## Task requirements
Reproduce each record exactly.

## Given records
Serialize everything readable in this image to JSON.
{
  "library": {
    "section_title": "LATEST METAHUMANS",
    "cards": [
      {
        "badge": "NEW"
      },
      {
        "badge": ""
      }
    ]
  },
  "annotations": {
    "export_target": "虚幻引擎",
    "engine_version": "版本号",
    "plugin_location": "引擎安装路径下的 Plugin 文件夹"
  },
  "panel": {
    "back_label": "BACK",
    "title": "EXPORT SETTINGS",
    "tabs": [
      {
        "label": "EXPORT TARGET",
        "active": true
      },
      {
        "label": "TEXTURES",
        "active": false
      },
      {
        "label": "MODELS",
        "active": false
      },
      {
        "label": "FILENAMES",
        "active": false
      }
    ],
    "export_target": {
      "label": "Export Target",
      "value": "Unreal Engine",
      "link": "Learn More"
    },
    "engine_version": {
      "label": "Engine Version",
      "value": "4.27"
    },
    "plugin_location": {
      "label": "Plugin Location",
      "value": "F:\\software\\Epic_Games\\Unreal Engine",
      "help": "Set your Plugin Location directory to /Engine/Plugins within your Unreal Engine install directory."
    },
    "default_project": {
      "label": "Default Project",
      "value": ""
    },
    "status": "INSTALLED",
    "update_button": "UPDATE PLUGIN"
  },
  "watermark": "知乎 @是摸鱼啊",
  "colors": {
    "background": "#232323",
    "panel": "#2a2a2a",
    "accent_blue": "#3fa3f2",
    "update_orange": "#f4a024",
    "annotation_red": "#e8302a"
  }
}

## Answer to the problem
Serialize everything readable in this image to JSON.
{
  "library": {
    "section_title": "LATEST METAHUMANS",
    "cards": [
      {
        "badge": "NEW"
      },
      {
        "badge": ""
      }
    ]
  },
  "annotations": {
    "export_target": "虚幻引擎",
    "engine_version": "版本号",
    "plugin_location": "引擎安装路径下的 Plugin 文件夹"
  },
  "panel": {
    "back_label": "BACK",
    "title": "EXPORT SETTINGS",
    "tabs": [
      {
        "label": "EXPORT TARGET",
        "active": true
      },
      {
        "label": "TEXTURES",
        "active": false
      },
      {
        "label": "MODELS",
        "active": false
      },
      {
        "label": "FILENAMES",
        "active": false
      }
    ],
    "export_target": {
      "label": "Export Target",
      "value": "Unreal Engine",
      "link": "Learn More"
    },
    "engine_version": {
      "label": "Engine Version",
      "value": "4.27"
    },
    "plugin_location": {
      "label": "Plugin Location",
      "value": "F:\\software\\Epic_Games\\Unreal Engine",
      "help": "Set your Plugin Location directory to /Engine/Plugins within your Unreal Engine install directory."
    },
    "default_project": {
      "label": "Default Project",
      "value": ""
    },
    "status": "INSTALLED",
    "update_button": "UPDATE PLUGIN"
  },
  "watermark": "知乎 @是摸鱼啊",
  "colors": {
    "background": "#232323",
    "panel": "#2a2a2a",
    "accent_blue": "#3fa3f2",
    "update_orange": "#f4a024",
    "annotation_red": "#e8302a"
  }
}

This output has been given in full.